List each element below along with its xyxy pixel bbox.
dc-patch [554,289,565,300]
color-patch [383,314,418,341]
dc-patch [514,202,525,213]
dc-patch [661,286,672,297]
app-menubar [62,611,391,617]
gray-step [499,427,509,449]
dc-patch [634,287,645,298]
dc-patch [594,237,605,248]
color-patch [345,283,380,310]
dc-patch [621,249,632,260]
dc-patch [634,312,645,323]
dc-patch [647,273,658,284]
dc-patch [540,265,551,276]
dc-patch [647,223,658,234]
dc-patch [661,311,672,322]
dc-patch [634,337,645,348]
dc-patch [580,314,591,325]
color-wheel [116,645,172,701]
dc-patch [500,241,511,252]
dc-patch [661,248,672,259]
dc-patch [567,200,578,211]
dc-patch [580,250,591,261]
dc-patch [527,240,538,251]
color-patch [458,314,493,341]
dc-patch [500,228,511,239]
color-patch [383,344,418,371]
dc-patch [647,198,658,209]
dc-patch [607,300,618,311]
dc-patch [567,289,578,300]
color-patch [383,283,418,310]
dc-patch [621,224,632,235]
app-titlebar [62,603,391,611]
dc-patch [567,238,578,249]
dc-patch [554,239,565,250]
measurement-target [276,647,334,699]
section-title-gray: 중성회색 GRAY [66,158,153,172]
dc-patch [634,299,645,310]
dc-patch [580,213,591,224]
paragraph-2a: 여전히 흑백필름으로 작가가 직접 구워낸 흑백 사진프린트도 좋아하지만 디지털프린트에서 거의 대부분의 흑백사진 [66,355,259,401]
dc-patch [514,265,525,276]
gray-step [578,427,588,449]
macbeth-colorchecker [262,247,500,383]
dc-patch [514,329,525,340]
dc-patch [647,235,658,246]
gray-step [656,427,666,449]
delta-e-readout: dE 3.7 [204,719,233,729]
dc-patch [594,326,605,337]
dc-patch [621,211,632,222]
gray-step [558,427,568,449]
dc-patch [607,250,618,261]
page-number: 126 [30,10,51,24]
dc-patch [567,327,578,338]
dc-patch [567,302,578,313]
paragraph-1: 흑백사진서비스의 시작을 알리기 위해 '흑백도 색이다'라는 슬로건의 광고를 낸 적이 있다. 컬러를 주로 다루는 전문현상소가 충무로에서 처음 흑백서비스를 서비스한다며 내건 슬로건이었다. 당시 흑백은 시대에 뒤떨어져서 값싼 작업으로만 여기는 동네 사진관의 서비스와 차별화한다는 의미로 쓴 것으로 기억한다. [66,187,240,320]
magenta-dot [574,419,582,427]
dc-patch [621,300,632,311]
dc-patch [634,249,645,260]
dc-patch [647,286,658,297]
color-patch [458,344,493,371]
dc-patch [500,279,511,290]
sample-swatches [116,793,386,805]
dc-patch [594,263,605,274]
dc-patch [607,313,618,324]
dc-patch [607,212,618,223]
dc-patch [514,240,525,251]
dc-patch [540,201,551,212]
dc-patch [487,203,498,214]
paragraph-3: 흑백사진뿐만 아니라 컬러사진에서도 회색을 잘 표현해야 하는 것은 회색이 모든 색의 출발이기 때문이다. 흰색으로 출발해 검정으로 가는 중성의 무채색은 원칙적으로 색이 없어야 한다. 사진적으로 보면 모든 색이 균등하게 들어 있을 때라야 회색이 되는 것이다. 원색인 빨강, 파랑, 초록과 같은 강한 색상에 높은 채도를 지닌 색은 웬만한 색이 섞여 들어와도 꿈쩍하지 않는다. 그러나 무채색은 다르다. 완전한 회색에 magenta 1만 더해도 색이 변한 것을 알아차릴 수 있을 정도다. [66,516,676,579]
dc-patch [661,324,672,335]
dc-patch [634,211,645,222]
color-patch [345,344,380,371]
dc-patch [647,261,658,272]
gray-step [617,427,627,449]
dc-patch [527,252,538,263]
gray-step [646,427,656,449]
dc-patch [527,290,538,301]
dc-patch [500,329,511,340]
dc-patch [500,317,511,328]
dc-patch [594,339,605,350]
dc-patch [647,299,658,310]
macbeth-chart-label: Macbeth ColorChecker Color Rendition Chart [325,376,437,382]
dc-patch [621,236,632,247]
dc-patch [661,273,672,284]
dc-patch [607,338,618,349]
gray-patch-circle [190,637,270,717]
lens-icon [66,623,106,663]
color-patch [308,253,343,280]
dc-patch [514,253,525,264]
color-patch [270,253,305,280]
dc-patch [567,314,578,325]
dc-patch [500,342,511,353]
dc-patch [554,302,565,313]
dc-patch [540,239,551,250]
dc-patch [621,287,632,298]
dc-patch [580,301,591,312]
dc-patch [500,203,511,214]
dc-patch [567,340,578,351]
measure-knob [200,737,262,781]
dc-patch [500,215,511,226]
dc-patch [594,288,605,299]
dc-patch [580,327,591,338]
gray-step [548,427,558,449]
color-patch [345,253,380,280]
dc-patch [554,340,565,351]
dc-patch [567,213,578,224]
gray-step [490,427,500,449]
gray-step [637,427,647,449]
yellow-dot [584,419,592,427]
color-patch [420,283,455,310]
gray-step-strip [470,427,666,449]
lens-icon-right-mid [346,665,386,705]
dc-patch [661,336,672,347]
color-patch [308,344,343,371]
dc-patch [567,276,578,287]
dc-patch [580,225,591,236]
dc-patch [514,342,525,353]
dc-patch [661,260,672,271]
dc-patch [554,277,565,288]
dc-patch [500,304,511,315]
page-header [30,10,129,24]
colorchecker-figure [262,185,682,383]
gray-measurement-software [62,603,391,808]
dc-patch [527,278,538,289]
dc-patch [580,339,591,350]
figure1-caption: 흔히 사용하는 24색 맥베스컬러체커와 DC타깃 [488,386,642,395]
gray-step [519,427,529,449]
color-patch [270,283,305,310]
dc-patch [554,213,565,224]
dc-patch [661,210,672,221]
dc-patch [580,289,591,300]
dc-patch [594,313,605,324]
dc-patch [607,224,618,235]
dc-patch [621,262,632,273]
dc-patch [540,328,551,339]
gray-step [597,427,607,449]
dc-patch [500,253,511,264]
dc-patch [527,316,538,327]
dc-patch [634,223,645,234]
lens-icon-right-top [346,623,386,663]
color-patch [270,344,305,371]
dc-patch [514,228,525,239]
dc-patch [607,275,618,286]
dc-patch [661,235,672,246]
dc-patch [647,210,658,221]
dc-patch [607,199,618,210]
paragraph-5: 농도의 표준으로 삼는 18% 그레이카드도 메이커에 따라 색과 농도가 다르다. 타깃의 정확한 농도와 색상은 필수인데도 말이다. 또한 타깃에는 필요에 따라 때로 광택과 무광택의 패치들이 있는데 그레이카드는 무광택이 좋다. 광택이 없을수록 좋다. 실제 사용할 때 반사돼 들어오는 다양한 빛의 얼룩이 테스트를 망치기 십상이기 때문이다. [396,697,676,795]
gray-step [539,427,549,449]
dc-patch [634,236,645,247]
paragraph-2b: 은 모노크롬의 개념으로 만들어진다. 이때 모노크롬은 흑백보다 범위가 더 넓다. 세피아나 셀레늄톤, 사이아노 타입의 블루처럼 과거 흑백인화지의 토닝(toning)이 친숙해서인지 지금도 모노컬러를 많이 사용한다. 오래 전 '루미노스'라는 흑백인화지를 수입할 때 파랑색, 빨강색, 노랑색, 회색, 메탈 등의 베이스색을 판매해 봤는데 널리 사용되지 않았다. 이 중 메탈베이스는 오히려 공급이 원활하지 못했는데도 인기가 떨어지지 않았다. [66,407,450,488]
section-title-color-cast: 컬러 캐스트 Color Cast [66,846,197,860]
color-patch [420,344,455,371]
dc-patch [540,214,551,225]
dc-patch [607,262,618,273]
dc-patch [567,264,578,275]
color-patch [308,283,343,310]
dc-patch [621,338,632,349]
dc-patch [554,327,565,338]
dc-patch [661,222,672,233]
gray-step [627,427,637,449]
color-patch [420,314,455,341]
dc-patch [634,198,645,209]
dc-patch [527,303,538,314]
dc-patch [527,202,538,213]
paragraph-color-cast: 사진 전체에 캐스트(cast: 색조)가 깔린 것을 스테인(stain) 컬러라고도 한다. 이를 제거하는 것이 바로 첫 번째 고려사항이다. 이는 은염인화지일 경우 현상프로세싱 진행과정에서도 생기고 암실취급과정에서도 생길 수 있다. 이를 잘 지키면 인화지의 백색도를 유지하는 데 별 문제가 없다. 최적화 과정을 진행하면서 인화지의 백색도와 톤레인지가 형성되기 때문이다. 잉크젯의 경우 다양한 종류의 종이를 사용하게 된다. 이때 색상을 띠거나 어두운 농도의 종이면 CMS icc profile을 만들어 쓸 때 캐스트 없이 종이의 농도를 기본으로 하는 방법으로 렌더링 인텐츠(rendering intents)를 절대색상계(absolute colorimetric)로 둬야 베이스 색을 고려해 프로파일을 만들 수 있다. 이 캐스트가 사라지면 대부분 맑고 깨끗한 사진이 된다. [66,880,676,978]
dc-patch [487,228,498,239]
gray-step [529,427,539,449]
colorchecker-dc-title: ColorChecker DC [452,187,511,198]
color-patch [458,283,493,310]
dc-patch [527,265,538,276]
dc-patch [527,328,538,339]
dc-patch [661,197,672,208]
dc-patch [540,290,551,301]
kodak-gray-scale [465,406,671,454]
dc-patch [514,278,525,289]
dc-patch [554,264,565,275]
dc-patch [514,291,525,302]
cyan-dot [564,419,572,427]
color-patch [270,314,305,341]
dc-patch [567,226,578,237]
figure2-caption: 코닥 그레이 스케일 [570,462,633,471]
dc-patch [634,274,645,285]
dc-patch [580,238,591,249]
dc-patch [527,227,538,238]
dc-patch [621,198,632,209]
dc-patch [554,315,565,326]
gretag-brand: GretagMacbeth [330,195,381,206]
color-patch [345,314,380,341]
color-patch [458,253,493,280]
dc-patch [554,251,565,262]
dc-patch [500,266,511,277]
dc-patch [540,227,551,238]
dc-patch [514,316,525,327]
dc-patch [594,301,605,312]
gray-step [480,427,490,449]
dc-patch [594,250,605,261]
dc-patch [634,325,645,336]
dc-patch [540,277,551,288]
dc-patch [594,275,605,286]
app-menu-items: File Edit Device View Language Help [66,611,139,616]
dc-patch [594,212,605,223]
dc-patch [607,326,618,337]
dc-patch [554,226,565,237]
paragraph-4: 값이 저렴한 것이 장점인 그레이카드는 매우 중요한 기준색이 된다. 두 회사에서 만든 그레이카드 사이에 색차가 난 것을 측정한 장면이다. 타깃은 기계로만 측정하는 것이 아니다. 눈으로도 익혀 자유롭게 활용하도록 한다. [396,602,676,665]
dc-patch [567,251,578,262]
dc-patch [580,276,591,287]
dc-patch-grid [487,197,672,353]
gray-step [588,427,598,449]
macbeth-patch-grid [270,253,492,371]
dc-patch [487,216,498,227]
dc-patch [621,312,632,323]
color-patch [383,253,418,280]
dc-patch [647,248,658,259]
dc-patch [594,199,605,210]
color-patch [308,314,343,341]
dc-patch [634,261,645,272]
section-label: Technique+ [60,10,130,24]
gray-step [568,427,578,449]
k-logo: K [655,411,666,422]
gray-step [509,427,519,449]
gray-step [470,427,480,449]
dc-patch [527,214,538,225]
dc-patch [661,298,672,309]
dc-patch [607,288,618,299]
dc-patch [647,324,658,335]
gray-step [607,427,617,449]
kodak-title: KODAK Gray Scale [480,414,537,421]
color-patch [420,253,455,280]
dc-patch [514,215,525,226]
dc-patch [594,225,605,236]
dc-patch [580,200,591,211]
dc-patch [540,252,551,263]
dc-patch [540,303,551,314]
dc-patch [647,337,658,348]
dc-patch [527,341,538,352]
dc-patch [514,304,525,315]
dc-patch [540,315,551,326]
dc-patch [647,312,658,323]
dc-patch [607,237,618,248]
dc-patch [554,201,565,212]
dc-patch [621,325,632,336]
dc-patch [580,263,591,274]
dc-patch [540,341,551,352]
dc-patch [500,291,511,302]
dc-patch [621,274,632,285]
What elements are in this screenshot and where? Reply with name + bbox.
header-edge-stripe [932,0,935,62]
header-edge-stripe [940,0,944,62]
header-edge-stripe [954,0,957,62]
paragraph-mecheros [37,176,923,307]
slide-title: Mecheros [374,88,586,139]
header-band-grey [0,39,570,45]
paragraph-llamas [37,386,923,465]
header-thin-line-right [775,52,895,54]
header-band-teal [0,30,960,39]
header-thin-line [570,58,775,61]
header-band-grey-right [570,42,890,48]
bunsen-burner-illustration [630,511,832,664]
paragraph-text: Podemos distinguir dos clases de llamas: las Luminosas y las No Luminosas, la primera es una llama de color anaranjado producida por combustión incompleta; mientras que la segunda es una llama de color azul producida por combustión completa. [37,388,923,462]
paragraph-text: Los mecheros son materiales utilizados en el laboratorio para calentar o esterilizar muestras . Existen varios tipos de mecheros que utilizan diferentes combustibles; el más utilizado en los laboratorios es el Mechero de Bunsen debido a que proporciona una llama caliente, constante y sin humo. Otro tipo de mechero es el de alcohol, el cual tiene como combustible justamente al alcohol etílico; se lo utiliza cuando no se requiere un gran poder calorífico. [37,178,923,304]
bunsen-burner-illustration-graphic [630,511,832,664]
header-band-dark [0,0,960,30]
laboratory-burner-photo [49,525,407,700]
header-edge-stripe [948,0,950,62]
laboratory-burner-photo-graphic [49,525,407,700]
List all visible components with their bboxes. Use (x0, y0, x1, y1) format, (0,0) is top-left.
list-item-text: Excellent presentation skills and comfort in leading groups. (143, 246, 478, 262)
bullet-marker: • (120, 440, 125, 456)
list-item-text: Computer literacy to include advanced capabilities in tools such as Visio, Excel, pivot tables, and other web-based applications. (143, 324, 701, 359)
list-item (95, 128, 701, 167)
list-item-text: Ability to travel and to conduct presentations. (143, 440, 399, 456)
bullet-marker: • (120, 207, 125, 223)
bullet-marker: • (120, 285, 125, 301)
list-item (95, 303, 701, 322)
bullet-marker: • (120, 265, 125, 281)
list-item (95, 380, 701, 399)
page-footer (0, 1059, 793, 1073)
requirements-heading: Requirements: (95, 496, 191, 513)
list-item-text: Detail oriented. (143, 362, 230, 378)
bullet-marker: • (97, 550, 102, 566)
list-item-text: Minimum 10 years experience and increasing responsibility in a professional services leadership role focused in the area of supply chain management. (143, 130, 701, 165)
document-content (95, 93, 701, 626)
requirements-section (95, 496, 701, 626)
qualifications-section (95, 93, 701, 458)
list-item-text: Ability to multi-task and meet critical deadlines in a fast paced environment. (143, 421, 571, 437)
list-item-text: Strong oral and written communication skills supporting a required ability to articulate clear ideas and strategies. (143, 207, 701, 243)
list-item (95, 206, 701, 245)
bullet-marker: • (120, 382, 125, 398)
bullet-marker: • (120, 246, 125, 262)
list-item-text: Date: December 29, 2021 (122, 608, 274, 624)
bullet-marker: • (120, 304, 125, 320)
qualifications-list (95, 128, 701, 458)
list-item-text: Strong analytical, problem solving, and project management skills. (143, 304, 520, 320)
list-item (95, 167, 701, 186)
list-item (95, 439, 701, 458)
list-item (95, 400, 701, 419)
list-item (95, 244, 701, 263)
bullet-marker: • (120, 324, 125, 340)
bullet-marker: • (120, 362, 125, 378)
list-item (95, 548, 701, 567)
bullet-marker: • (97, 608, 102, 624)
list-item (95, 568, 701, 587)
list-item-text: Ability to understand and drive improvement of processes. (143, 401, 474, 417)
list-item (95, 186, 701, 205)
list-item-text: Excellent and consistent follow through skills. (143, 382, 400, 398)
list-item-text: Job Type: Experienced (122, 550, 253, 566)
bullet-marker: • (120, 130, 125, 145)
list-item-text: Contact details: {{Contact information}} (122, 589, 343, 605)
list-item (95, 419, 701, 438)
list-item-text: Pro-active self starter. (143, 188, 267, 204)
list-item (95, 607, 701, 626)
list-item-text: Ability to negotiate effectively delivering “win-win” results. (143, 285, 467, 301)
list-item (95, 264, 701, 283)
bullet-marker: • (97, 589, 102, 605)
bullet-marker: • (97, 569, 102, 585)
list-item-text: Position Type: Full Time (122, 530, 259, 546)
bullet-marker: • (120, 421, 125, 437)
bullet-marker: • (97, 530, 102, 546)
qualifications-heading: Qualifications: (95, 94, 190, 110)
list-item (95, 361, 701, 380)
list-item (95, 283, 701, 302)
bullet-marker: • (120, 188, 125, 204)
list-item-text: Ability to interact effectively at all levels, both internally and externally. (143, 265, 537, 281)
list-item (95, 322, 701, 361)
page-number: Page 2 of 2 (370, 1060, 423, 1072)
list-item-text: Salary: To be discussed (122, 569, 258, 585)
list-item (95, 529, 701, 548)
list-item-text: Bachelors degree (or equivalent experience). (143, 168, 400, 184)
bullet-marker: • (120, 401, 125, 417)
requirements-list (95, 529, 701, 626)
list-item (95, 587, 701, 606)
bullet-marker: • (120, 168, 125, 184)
--- --- ---
_Stated task_:
Retype the lines of the entries from the start through the line that contains "dc-patch [634,337,645,348]", including that line.

_Expected answer_:
List each element below along with its xyxy pixel bbox.
dc-patch [554,289,565,300]
color-patch [383,314,418,341]
dc-patch [514,202,525,213]
dc-patch [661,286,672,297]
app-menubar [62,611,391,617]
gray-step [499,427,509,449]
dc-patch [634,287,645,298]
dc-patch [594,237,605,248]
color-patch [345,283,380,310]
dc-patch [621,249,632,260]
dc-patch [634,312,645,323]
dc-patch [647,273,658,284]
dc-patch [540,265,551,276]
dc-patch [647,223,658,234]
dc-patch [661,311,672,322]
dc-patch [634,337,645,348]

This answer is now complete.